SELECTED TEXT
However, when pressed by multiple analysts on supply chain costs and pricing strategies, management acknowledged that "there's not going to be enough parts." We believe AI server growth remains promising in the coming quarters, but supply chain constraints and upstream price hikes will be key variables.
Cash flow remains robust, share buybacks continue unabated, and capital expenditure strategy remains aggressive.
Operating cash flow for the quarter was $1.2 billion, with cash and investments totaling $11.3 billion. The company repurchased 8.9 million shares at an average price of $140 per share, returning a total of $1.6 billion in capital.
It is evident that management remains confident in the stock price. However, we believe that amid the ongoing acceleration of AI investment cycles, whether the pace of share buybacks requires adjustment may become a key focus for the market going forward.
Management Guidance: Q4 Acceleration Resumes, AI Shipment Forecasts Significantly Raised
For Q4, the company provided a revenue range of $31.0–$32.0 billion, with a midpoint representing a +32% year-over-year increase—significantly higher than Q3's +11% growth.
ISG + CSG projected to increase by 34% year-over-year
Among these, ISG forecasts a growth rate in the mid-60s.
AI server shipments are projected to reach $9.4 billion.
The company has raised its full-year AI shipment forecast from $20 billion in Q2 to $25 billion.
EPS guidance is in the range of $3.50, representing a 31% year-over-year increase. Full-year EPS is projected to reach $9.92, reflecting a 22% year-over-year growth.
Overall, the guidance is markedly positive, with management sounding significantly more confident, emphasizing the substantial AI backlog and gradually improving supply.
Overall, Dell remains a cyclical winner driven by AI, but valuation should be cautious amid supply chain and cost pressures.
Our position is:
Growth structure is heavily reliant on AI, while traditional business recovery remains limited.
ISG's high growth coupled with a surge in AI orders makes the company appear to be growing steadily, but CSG and traditional server demand remain weak.
The improvement in gross margin is sustainable in the short term, but its medium-to-long-term trajectory depends on changes in supply chain costs.

EXTRACTED ENTRIES
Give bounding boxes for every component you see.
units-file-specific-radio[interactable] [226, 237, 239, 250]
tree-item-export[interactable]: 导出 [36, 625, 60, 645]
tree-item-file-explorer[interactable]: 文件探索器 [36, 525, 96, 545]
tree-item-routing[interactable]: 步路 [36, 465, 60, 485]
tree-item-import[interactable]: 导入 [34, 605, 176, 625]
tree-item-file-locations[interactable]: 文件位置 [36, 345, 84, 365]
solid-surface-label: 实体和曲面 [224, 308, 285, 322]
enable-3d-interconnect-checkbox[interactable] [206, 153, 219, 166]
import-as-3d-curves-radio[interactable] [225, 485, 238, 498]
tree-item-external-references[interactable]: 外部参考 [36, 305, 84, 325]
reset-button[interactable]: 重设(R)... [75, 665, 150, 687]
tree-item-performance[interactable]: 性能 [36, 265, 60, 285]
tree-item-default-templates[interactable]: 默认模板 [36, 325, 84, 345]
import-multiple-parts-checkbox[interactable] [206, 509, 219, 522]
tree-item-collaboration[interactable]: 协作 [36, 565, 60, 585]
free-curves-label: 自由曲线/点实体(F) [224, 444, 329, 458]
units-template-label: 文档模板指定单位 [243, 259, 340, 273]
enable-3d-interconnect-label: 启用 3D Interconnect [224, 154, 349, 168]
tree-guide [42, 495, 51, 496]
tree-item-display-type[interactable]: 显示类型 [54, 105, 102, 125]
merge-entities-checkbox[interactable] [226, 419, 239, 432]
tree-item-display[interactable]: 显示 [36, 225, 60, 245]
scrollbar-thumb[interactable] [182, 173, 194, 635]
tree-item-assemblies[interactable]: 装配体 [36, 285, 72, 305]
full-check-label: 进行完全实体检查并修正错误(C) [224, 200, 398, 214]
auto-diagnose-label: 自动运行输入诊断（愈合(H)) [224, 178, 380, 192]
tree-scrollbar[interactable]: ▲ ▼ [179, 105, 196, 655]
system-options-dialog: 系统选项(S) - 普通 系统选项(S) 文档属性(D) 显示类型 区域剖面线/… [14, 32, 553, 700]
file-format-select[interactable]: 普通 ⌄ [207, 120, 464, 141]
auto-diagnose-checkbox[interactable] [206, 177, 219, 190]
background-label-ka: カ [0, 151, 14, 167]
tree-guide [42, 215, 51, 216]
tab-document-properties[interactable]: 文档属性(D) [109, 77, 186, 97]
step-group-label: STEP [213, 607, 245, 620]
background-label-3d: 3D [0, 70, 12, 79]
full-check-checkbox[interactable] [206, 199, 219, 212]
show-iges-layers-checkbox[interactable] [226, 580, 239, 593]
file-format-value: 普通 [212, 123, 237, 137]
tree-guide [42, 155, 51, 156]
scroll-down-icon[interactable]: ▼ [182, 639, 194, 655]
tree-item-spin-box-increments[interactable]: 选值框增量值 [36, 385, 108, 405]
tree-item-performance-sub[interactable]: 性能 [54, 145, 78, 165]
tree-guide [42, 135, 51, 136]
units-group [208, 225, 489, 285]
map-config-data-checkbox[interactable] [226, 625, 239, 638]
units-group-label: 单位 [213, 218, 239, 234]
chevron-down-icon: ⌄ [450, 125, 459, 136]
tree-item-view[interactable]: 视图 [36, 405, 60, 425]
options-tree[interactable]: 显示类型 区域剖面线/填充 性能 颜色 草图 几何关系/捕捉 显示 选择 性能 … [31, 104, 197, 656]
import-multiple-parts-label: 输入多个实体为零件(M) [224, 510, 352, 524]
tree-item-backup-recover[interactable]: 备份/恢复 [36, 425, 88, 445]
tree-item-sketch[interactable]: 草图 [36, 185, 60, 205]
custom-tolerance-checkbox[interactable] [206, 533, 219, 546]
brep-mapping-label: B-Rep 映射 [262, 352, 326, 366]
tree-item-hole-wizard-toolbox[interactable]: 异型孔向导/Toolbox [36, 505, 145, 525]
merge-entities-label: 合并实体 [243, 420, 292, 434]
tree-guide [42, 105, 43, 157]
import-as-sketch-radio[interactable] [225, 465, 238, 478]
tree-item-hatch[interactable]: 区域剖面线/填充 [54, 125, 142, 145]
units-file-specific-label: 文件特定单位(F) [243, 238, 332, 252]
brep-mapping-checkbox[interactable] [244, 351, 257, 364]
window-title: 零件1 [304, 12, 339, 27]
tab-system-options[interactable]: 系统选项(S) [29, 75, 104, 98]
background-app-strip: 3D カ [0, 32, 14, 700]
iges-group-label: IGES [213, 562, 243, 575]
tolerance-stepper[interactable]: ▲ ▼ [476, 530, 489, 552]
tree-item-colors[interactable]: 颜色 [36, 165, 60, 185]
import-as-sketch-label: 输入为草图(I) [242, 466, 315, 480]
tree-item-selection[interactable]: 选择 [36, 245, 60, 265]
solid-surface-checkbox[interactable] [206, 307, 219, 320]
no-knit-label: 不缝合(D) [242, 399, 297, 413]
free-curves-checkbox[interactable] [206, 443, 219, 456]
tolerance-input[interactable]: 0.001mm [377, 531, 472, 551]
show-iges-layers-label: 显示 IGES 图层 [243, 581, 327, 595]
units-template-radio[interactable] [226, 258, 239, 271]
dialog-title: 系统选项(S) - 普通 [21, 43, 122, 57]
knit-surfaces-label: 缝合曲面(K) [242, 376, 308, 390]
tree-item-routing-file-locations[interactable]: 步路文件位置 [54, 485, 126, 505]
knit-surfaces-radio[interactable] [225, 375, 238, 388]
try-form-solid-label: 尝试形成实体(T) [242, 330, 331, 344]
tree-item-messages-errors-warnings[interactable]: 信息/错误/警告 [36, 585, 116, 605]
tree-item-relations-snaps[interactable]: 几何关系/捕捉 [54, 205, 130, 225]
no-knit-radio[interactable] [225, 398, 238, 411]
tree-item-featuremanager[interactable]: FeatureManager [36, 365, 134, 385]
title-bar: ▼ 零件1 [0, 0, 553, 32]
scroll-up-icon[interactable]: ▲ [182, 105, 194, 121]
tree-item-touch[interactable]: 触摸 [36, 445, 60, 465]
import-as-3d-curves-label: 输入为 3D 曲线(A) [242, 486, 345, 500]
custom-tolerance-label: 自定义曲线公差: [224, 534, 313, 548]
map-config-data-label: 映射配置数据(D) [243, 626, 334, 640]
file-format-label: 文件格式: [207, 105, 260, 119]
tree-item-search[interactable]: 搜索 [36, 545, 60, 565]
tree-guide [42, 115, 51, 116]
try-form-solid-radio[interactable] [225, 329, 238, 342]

PROBLEM STATEMENT
Render this sentence from the text on Dell's quarterly results into French: "Cash flow remains robust, share buybacks continue unabated, and capital expenditure strategy remains aggressive." The entries are drawn from a different source than the text.

EXERCISE OUTPUT
Les flux de trésorerie restent solides, les rachats d'actions se poursuivent sans relâche et la stratégie de dépenses d'investissement demeure agressive.